EXERCISE AIM: The required output is every entry below, copied exactly.

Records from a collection
Start of Block
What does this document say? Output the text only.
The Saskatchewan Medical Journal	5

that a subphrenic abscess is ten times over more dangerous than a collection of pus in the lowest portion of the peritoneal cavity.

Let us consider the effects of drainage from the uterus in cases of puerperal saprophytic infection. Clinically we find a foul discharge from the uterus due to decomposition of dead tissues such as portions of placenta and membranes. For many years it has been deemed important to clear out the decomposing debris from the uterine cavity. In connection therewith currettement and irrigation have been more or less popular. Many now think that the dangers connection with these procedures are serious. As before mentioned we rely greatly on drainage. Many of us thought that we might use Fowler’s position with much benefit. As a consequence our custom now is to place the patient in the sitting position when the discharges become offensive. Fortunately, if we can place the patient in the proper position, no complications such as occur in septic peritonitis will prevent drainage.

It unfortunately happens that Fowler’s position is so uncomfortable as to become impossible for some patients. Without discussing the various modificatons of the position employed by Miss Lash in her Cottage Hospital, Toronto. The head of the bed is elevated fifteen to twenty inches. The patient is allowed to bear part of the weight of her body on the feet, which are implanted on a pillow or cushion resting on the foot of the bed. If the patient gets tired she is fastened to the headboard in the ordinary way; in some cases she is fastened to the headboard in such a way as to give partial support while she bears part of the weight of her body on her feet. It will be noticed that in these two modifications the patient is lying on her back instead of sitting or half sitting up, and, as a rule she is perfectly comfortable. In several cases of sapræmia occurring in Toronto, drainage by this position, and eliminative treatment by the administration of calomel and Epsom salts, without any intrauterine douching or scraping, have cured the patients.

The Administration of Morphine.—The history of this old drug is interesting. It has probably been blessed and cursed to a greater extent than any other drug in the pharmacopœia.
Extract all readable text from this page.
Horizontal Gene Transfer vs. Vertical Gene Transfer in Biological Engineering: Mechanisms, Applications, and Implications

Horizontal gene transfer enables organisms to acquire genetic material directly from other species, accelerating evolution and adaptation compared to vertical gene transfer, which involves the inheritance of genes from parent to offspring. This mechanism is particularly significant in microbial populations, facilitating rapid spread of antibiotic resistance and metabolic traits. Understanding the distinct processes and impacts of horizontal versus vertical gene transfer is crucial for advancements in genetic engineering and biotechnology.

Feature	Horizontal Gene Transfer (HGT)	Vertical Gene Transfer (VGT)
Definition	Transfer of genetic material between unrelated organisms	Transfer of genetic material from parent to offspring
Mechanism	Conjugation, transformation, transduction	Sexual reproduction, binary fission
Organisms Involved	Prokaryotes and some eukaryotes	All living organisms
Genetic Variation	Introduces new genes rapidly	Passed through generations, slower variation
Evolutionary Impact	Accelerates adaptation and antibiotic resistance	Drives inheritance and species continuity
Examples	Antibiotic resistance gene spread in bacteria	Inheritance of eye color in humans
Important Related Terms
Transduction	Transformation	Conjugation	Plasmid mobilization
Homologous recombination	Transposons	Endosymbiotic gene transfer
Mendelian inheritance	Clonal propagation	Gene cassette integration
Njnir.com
End of Block
THE COMPLETED TASK:
What does this document say? Output the text only.
The Saskatchewan Medical Journal	5

that a subphrenic abscess is ten times over more dangerous than a collection of pus in the lowest portion of the peritoneal cavity.

Let us consider the effects of drainage from the uterus in cases of puerperal saprophytic infection. Clinically we find a foul discharge from the uterus due to decomposition of dead tissues such as portions of placenta and membranes. For many years it has been deemed important to clear out the decomposing debris from the uterine cavity. In connection therewith currettement and irrigation have been more or less popular. Many now think that the dangers connection with these procedures are serious. As before mentioned we rely greatly on drainage. Many of us thought that we might use Fowler’s position with much benefit. As a consequence our custom now is to place the patient in the sitting position when the discharges become offensive. Fortunately, if we can place the patient in the proper position, no complications such as occur in septic peritonitis will prevent drainage.

It unfortunately happens that Fowler’s position is so uncomfortable as to become impossible for some patients. Without discussing the various modificatons of the position employed by Miss Lash in her Cottage Hospital, Toronto. The head of the bed is elevated fifteen to twenty inches. The patient is allowed to bear part of the weight of her body on the feet, which are implanted on a pillow or cushion resting on the foot of the bed. If the patient gets tired she is fastened to the headboard in the ordinary way; in some cases she is fastened to the headboard in such a way as to give partial support while she bears part of the weight of her body on her feet. It will be noticed that in these two modifications the patient is lying on her back instead of sitting or half sitting up, and, as a rule she is perfectly comfortable. In several cases of sapræmia occurring in Toronto, drainage by this position, and eliminative treatment by the administration of calomel and Epsom salts, without any intrauterine douching or scraping, have cured the patients.

The Administration of Morphine.—The history of this old drug is interesting. It has probably been blessed and cursed to a greater extent than any other drug in the pharmacopœia.
Extract all readable text from this page.
Horizontal Gene Transfer vs. Vertical Gene Transfer in Biological Engineering: Mechanisms, Applications, and Implications

Horizontal gene transfer enables organisms to acquire genetic material directly from other species, accelerating evolution and adaptation compared to vertical gene transfer, which involves the inheritance of genes from parent to offspring. This mechanism is particularly significant in microbial populations, facilitating rapid spread of antibiotic resistance and metabolic traits. Understanding the distinct processes and impacts of horizontal versus vertical gene transfer is crucial for advancements in genetic engineering and biotechnology.

Feature	Horizontal Gene Transfer (HGT)	Vertical Gene Transfer (VGT)
Definition	Transfer of genetic material between unrelated organisms	Transfer of genetic material from parent to offspring
Mechanism	Conjugation, transformation, transduction	Sexual reproduction, binary fission
Organisms Involved	Prokaryotes and some eukaryotes	All living organisms
Genetic Variation	Introduces new genes rapidly	Passed through generations, slower variation
Evolutionary Impact	Accelerates adaptation and antibiotic resistance	Drives inheritance and species continuity
Examples	Antibiotic resistance gene spread in bacteria	Inheritance of eye color in humans
Important Related Terms
Transduction	Transformation	Conjugation	Plasmid mobilization
Homologous recombination	Transposons	Endosymbiotic gene transfer
Mendelian inheritance	Clonal propagation	Gene cassette integration
Njnir.com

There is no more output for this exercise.